▸ **Objective**: Can you reproduce the data beneath, keeping every line exact?

▸ **Given data**:
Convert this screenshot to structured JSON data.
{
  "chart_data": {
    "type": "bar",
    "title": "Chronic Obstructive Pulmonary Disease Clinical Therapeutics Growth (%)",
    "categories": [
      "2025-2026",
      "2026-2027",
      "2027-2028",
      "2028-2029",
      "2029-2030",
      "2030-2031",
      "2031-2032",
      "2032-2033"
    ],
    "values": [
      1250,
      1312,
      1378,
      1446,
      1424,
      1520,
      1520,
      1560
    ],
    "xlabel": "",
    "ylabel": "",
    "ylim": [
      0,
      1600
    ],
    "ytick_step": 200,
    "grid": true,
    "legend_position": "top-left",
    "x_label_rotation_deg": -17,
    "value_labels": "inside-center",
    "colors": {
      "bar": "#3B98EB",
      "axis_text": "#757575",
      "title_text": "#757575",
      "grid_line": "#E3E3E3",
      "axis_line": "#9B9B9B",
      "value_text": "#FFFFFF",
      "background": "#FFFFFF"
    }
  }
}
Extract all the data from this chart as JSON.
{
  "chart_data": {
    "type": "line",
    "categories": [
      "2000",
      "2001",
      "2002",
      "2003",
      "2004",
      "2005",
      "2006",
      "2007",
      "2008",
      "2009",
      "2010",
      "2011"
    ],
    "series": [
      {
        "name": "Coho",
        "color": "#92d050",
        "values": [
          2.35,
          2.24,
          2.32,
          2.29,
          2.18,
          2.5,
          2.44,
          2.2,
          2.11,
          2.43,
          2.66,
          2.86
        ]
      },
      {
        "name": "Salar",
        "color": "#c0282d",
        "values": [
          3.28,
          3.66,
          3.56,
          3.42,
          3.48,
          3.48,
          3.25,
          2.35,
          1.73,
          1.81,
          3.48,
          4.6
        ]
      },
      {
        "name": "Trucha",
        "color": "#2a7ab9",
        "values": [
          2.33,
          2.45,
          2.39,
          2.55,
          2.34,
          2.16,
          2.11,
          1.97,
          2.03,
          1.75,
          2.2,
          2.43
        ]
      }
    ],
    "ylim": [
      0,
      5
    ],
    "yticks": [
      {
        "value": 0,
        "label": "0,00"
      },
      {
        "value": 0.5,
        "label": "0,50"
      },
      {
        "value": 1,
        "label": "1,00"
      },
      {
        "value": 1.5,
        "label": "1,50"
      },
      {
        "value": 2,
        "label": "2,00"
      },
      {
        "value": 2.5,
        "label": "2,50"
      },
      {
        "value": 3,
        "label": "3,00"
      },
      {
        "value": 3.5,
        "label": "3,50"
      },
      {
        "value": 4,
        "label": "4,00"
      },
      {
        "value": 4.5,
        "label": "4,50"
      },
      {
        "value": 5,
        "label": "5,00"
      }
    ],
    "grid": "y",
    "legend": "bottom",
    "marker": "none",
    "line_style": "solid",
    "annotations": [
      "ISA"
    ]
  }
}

▸ **Reply to the exercise**:
Convert this screenshot to structured JSON data.
{
  "chart_data": {
    "type": "bar",
    "title": "Chronic Obstructive Pulmonary Disease Clinical Therapeutics Growth (%)",
    "categories": [
      "2025-2026",
      "2026-2027",
      "2027-2028",
      "2028-2029",
      "2029-2030",
      "2030-2031",
      "2031-2032",
      "2032-2033"
    ],
    "values": [
      1250,
      1312,
      1378,
      1446,
      1424,
      1520,
      1520,
      1560
    ],
    "xlabel": "",
    "ylabel": "",
    "ylim": [
      0,
      1600
    ],
    "ytick_step": 200,
    "grid": true,
    "legend_position": "top-left",
    "x_label_rotation_deg": -17,
    "value_labels": "inside-center",
    "colors": {
      "bar": "#3B98EB",
      "axis_text": "#757575",
      "title_text": "#757575",
      "grid_line": "#E3E3E3",
      "axis_line": "#9B9B9B",
      "value_text": "#FFFFFF",
      "background": "#FFFFFF"
    }
  }
}
Extract all the data from this chart as JSON.
{
  "chart_data": {
    "type": "line",
    "categories": [
      "2000",
      "2001",
      "2002",
      "2003",
      "2004",
      "2005",
      "2006",
      "2007",
      "2008",
      "2009",
      "2010",
      "2011"
    ],
    "series": [
      {
        "name": "Coho",
        "color": "#92d050",
        "values": [
          2.35,
          2.24,
          2.32,
          2.29,
          2.18,
          2.5,
          2.44,
          2.2,
          2.11,
          2.43,
          2.66,
          2.86
        ]
      },
      {
        "name": "Salar",
        "color": "#c0282d",
        "values": [
          3.28,
          3.66,
          3.56,
          3.42,
          3.48,
          3.48,
          3.25,
          2.35,
          1.73,
          1.81,
          3.48,
          4.6
        ]
      },
      {
        "name": "Trucha",
        "color": "#2a7ab9",
        "values": [
          2.33,
          2.45,
          2.39,
          2.55,
          2.34,
          2.16,
          2.11,
          1.97,
          2.03,
          1.75,
          2.2,
          2.43
        ]
      }
    ],
    "ylim": [
      0,
      5
    ],
    "yticks": [
      {
        "value": 0,
        "label": "0,00"
      },
      {
        "value": 0.5,
        "label": "0,50"
      },
      {
        "value": 1,
        "label": "1,00"
      },
      {
        "value": 1.5,
        "label": "1,50"
      },
      {
        "value": 2,
        "label": "2,00"
      },
      {
        "value": 2.5,
        "label": "2,50"
      },
      {
        "value": 3,
        "label": "3,00"
      },
      {
        "value": 3.5,
        "label": "3,50"
      },
      {
        "value": 4,
        "label": "4,00"
      },
      {
        "value": 4.5,
        "label": "4,50"
      },
      {
        "value": 5,
        "label": "5,00"
      }
    ],
    "grid": "y",
    "legend": "bottom",
    "marker": "none",
    "line_style": "solid",
    "annotations": [
      "ISA"
    ]
  }
}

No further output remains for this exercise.